* _To do_
Write out the listing below in full and exactly, leaving out every picture.

* _Data for this task_
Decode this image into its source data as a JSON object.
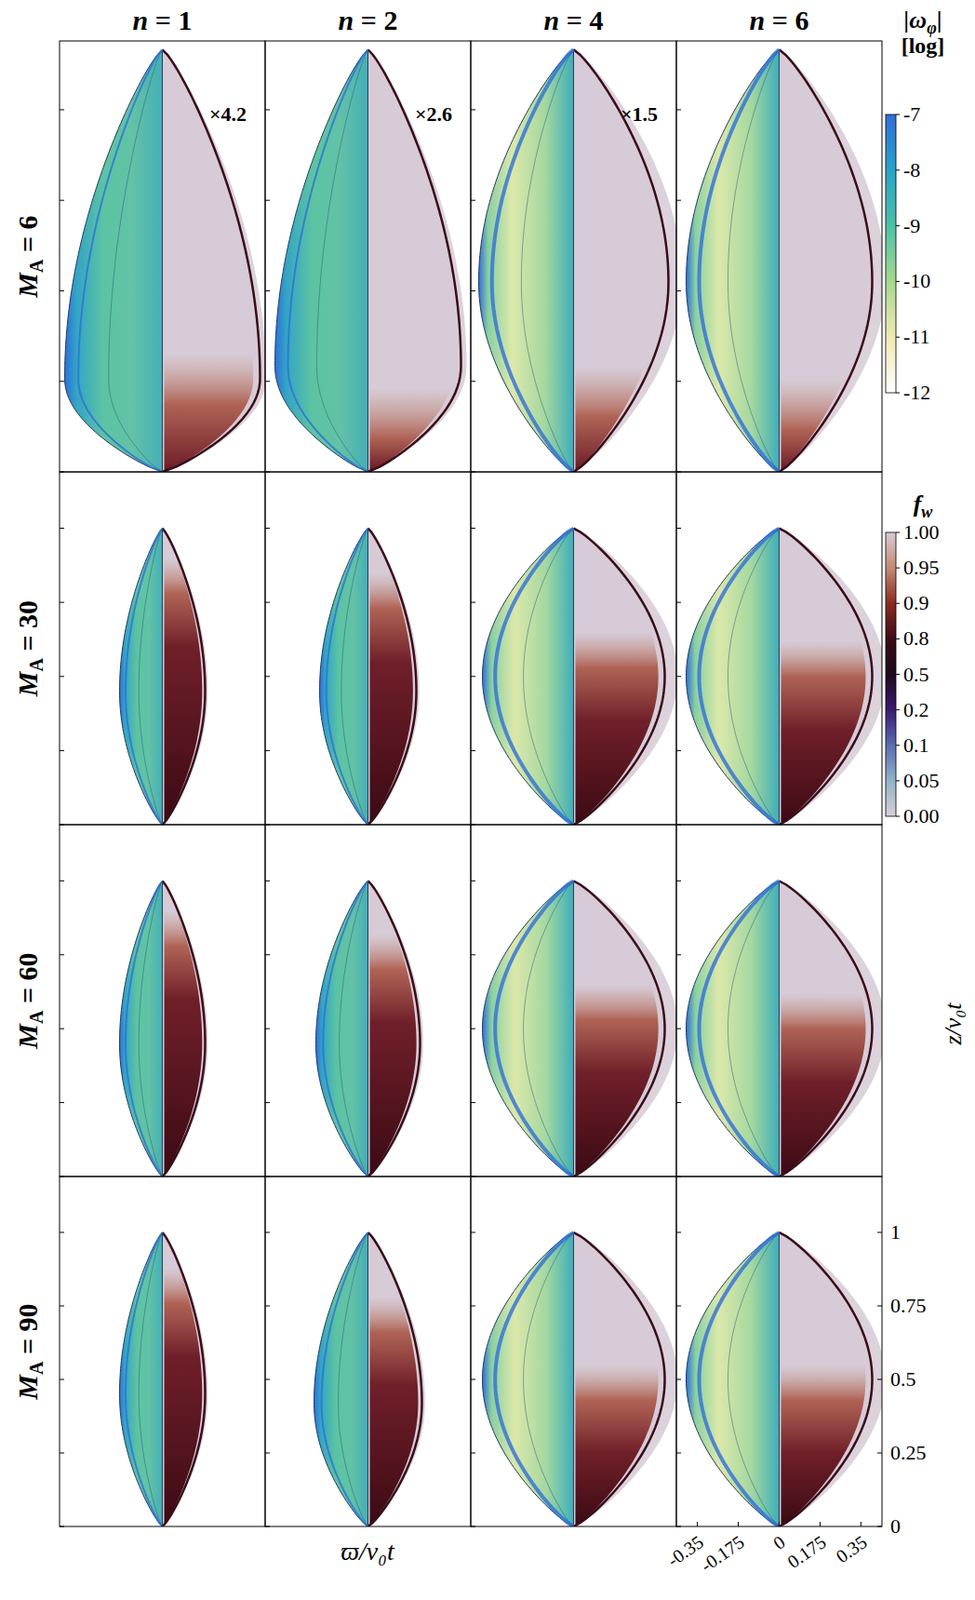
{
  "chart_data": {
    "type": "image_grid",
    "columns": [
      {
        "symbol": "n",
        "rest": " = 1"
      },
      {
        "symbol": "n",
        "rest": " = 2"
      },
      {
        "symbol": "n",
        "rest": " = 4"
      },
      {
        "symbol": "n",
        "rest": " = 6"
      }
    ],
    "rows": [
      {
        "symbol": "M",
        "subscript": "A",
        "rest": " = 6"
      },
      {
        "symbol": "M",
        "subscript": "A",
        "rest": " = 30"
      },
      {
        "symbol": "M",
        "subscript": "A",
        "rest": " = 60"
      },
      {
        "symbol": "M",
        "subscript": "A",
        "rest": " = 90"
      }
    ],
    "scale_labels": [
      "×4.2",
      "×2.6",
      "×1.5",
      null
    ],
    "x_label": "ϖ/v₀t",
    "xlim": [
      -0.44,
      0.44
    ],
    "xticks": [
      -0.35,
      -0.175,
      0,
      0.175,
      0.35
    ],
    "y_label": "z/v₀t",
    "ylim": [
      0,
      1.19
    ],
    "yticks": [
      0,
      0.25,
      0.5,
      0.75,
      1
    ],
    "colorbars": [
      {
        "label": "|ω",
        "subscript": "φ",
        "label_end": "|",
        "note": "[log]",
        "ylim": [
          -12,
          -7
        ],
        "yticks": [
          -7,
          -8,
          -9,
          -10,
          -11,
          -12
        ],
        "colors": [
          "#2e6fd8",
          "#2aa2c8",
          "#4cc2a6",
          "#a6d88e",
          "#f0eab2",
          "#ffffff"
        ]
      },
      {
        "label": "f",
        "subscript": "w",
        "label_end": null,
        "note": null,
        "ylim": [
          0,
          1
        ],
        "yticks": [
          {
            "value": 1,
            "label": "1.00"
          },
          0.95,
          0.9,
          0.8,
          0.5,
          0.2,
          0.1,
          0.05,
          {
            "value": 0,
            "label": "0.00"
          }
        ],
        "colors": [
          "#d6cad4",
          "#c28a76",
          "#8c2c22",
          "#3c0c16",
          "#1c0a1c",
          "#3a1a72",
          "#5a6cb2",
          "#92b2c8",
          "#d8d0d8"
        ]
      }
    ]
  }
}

* _Exercise answer_
Decode this image into its source data as a JSON object.
{
  "chart_data": {
    "type": "image_grid",
    "columns": [
      {
        "symbol": "n",
        "rest": " = 1"
      },
      {
        "symbol": "n",
        "rest": " = 2"
      },
      {
        "symbol": "n",
        "rest": " = 4"
      },
      {
        "symbol": "n",
        "rest": " = 6"
      }
    ],
    "rows": [
      {
        "symbol": "M",
        "subscript": "A",
        "rest": " = 6"
      },
      {
        "symbol": "M",
        "subscript": "A",
        "rest": " = 30"
      },
      {
        "symbol": "M",
        "subscript": "A",
        "rest": " = 60"
      },
      {
        "symbol": "M",
        "subscript": "A",
        "rest": " = 90"
      }
    ],
    "scale_labels": [
      "×4.2",
      "×2.6",
      "×1.5",
      null
    ],
    "x_label": "ϖ/v₀t",
    "xlim": [
      -0.44,
      0.44
    ],
    "xticks": [
      -0.35,
      -0.175,
      0,
      0.175,
      0.35
    ],
    "y_label": "z/v₀t",
    "ylim": [
      0,
      1.19
    ],
    "yticks": [
      0,
      0.25,
      0.5,
      0.75,
      1
    ],
    "colorbars": [
      {
        "label": "|ω",
        "subscript": "φ",
        "label_end": "|",
        "note": "[log]",
        "ylim": [
          -12,
          -7
        ],
        "yticks": [
          -7,
          -8,
          -9,
          -10,
          -11,
          -12
        ],
        "colors": [
          "#2e6fd8",
          "#2aa2c8",
          "#4cc2a6",
          "#a6d88e",
          "#f0eab2",
          "#ffffff"
        ]
      },
      {
        "label": "f",
        "subscript": "w",
        "label_end": null,
        "note": null,
        "ylim": [
          0,
          1
        ],
        "yticks": [
          {
            "value": 1,
            "label": "1.00"
          },
          0.95,
          0.9,
          0.8,
          0.5,
          0.2,
          0.1,
          0.05,
          {
            "value": 0,
            "label": "0.00"
          }
        ],
        "colors": [
          "#d6cad4",
          "#c28a76",
          "#8c2c22",
          "#3c0c16",
          "#1c0a1c",
          "#3a1a72",
          "#5a6cb2",
          "#92b2c8",
          "#d8d0d8"
        ]
      }
    ]
  }
}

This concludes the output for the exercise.